* **Exercise instructions**
Of all the lines in the records, how many hold the word "content"? Answer with the number only.

* **Extracted data entries**

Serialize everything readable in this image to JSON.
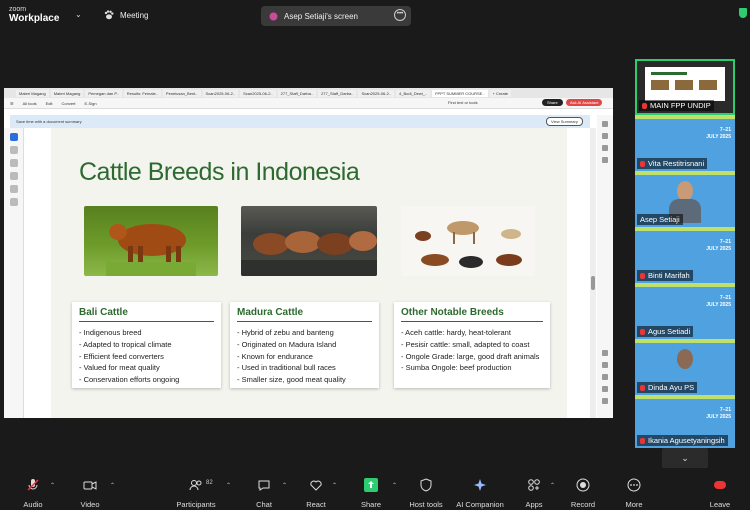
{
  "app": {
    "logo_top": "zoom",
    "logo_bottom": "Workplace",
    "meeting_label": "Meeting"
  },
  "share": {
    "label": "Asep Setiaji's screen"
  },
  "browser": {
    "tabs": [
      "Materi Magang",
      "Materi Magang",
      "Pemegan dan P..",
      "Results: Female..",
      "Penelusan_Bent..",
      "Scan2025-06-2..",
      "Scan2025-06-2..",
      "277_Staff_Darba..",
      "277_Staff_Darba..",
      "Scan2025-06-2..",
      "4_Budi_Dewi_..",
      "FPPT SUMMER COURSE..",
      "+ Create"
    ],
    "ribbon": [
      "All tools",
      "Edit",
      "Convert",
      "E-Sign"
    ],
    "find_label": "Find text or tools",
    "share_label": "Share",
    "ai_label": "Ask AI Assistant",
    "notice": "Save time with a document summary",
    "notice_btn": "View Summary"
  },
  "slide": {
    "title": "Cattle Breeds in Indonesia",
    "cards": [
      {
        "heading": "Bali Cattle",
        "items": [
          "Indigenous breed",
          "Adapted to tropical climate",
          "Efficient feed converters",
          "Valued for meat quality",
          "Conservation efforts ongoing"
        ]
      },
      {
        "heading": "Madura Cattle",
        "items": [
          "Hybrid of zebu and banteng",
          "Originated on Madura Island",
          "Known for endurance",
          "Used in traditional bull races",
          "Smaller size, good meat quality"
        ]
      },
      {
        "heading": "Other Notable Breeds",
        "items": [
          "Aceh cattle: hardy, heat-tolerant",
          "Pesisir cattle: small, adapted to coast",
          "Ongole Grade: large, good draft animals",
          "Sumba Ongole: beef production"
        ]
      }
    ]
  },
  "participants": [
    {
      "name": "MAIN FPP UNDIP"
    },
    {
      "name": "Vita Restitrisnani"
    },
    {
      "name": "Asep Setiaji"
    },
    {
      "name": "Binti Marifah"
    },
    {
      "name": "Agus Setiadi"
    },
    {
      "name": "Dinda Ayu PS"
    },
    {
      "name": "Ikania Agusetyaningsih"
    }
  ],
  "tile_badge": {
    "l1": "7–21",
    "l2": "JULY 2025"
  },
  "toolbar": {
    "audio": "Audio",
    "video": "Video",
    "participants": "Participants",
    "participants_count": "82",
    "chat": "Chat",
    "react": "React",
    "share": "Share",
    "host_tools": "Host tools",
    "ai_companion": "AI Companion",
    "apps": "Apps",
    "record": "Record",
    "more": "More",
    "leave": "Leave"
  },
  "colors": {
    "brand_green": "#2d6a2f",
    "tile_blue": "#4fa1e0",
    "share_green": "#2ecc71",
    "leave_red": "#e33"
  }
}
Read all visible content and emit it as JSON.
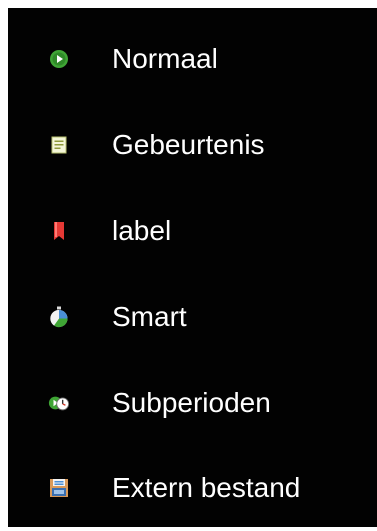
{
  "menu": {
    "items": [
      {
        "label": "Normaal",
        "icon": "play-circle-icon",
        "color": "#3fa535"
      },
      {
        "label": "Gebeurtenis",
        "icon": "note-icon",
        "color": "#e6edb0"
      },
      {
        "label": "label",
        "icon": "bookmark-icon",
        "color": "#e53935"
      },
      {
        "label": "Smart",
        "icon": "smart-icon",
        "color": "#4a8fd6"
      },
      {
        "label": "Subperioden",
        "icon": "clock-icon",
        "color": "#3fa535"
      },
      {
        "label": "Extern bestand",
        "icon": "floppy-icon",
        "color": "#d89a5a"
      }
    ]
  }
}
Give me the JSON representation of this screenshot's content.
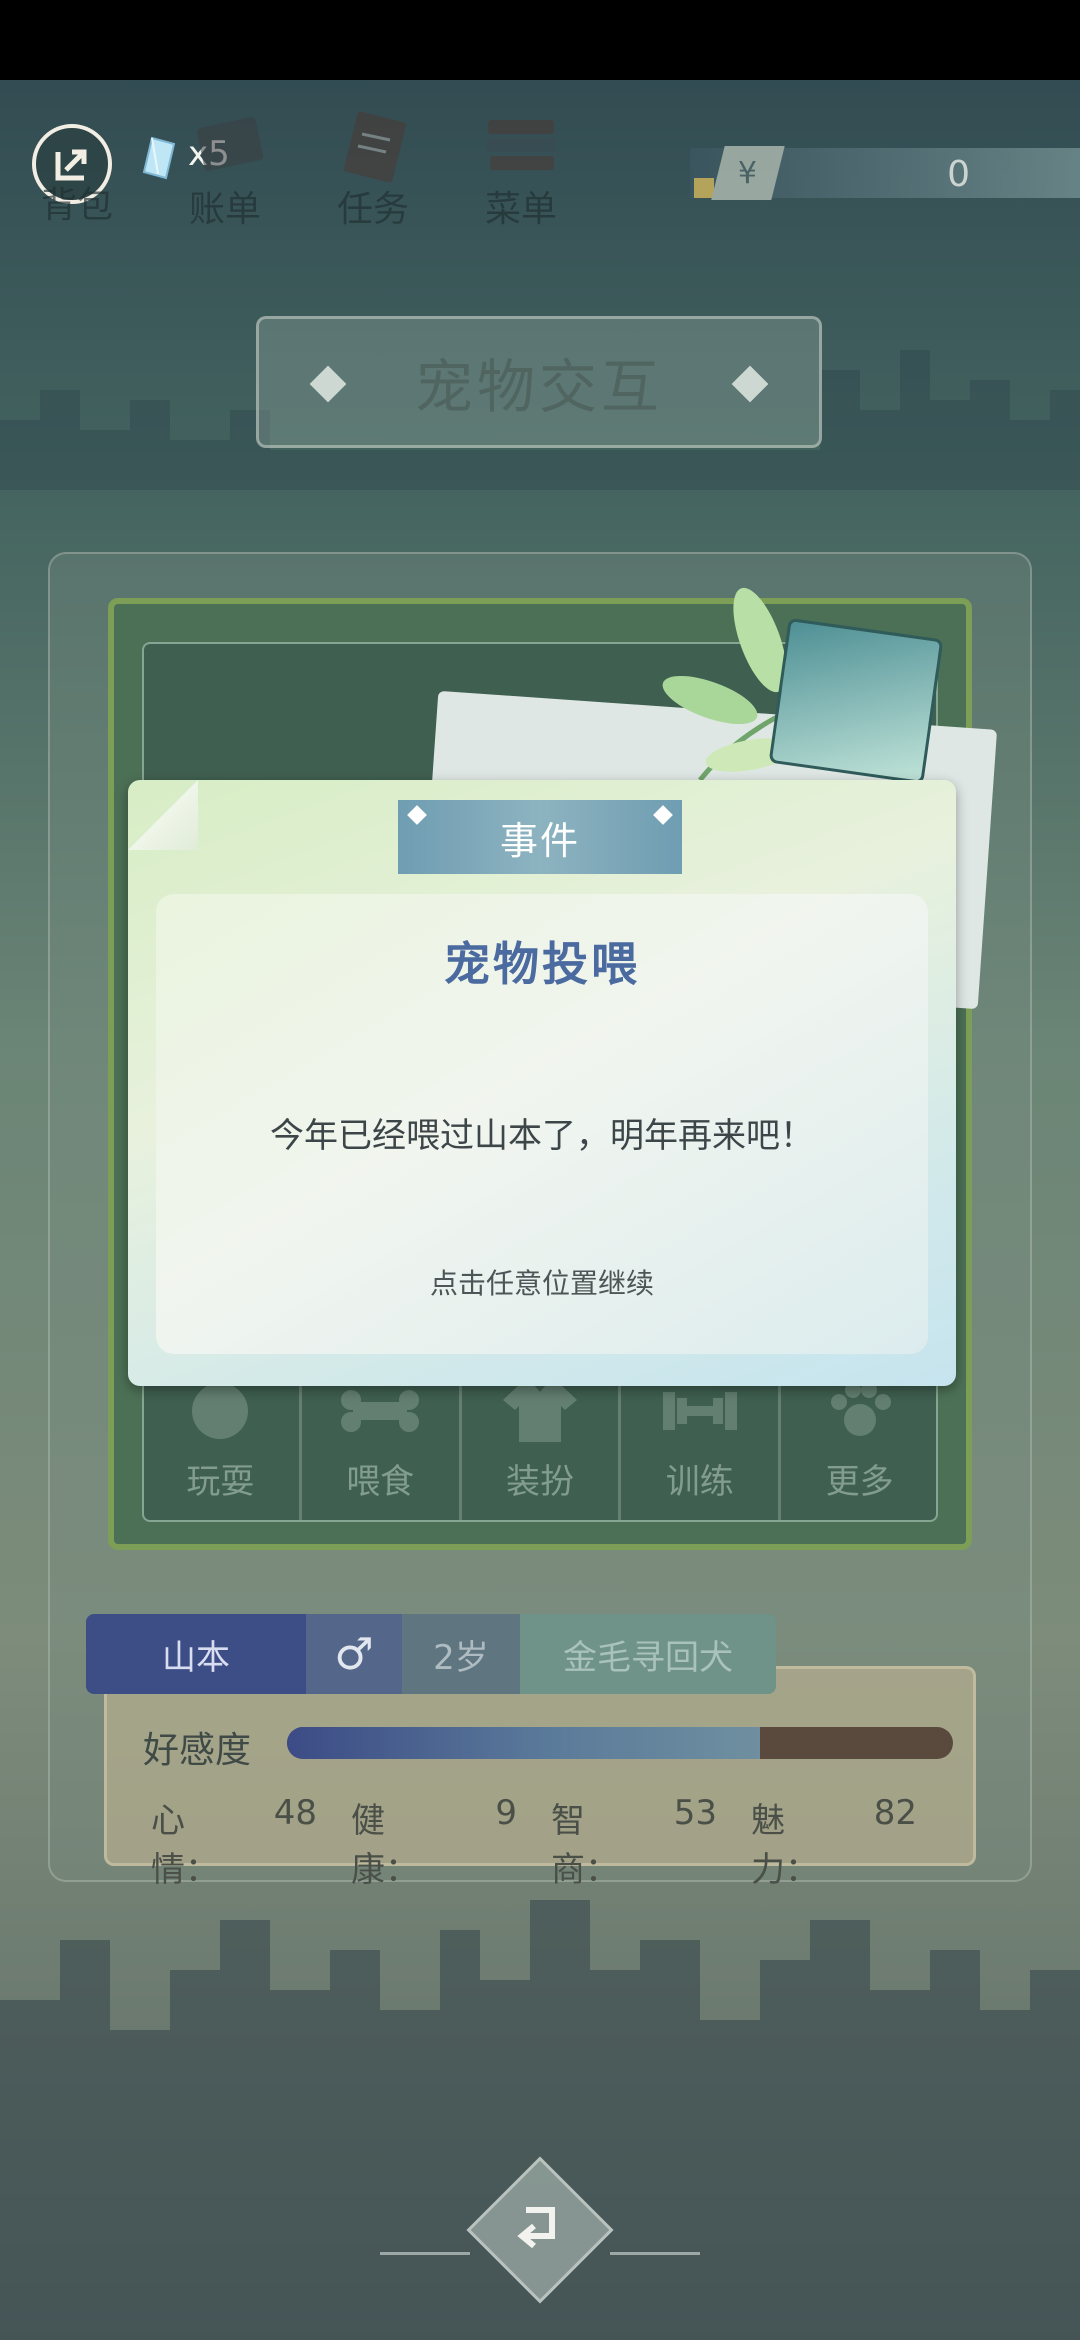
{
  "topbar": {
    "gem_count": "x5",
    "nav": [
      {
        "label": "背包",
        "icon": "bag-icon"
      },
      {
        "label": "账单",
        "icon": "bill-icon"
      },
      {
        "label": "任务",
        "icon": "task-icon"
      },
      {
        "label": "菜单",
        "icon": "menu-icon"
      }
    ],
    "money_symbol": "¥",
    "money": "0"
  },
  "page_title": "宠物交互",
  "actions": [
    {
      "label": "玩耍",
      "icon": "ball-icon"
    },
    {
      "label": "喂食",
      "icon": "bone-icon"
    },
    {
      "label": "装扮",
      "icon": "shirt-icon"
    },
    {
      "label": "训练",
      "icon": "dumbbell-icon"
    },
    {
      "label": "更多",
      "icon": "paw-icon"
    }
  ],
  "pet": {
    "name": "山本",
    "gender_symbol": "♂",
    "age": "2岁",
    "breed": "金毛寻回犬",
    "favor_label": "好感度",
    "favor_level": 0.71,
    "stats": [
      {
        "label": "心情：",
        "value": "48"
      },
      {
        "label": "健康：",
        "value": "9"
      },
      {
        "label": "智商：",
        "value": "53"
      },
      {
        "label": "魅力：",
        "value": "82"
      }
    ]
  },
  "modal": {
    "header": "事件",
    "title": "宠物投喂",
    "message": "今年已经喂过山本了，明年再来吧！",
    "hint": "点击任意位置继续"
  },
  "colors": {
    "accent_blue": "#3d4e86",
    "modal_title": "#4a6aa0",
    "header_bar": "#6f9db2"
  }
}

* **Expected output**
2